----- SUPPLIED RECORDS
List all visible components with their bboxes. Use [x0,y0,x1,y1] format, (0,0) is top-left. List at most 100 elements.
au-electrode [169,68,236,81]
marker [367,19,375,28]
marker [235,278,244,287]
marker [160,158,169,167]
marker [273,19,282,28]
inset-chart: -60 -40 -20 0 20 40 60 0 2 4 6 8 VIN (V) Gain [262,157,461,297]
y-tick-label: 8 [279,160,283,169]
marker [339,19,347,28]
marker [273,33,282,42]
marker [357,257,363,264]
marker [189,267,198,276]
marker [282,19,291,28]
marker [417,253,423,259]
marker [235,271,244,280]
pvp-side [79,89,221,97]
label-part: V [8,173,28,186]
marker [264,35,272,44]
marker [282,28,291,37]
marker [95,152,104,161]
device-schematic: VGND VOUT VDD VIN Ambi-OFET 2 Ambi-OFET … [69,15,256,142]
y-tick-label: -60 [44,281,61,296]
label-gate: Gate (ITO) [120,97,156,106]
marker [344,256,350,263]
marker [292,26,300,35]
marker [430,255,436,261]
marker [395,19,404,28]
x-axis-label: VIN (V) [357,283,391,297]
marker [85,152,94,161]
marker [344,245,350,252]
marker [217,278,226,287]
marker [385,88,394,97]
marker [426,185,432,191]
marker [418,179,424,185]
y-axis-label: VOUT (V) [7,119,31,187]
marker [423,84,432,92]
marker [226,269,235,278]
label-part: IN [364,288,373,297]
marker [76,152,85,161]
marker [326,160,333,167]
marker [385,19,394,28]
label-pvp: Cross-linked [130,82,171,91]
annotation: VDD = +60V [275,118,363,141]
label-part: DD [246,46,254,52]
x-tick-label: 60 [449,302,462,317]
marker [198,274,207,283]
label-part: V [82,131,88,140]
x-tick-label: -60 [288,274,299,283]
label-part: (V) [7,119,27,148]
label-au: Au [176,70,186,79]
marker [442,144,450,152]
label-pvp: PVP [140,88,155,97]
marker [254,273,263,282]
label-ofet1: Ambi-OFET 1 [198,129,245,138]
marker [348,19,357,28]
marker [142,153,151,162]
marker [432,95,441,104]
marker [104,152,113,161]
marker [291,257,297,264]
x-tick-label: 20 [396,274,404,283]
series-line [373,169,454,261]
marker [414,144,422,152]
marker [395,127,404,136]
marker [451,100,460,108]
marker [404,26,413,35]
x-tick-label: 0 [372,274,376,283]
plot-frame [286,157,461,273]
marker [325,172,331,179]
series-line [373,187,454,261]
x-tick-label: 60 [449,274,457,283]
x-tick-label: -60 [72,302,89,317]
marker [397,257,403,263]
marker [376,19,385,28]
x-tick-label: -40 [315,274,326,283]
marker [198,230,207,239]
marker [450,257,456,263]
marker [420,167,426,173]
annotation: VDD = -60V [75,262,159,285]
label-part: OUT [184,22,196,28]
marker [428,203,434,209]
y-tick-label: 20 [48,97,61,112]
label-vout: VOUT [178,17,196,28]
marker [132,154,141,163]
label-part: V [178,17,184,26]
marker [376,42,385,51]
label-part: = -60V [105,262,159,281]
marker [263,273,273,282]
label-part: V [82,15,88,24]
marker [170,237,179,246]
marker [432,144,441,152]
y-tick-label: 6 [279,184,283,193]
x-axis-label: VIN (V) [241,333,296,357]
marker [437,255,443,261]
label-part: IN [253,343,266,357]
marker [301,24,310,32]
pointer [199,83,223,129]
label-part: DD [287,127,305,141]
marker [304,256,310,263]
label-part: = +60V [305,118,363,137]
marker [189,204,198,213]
----------
TASK INSTRUCTIONS -
Give the lines as a numbered list, leaving out any blank ones. Begin with the first line of the listing and stop after the line that contains "marker [264,35,272,44]".

COMPLETED TASK -
1. List all visible components with their bboxes. Use [x0,y0,x1,y1] format, (0,0) is top-left. List at most 100 elements.
2. au-electrode [169,68,236,81]
3. marker [367,19,375,28]
4. marker [235,278,244,287]
5. marker [160,158,169,167]
6. marker [273,19,282,28]
7. inset-chart: -60 -40 -20 0 20 40 60 0 2 4 6 8 VIN (V) Gain [262,157,461,297]
8. y-tick-label: 8 [279,160,283,169]
9. marker [339,19,347,28]
10. marker [273,33,282,42]
11. marker [357,257,363,264]
12. marker [189,267,198,276]
13. marker [282,19,291,28]
14. marker [417,253,423,259]
15. marker [235,271,244,280]
16. pvp-side [79,89,221,97]
17. label-part: V [8,173,28,186]
18. marker [264,35,272,44]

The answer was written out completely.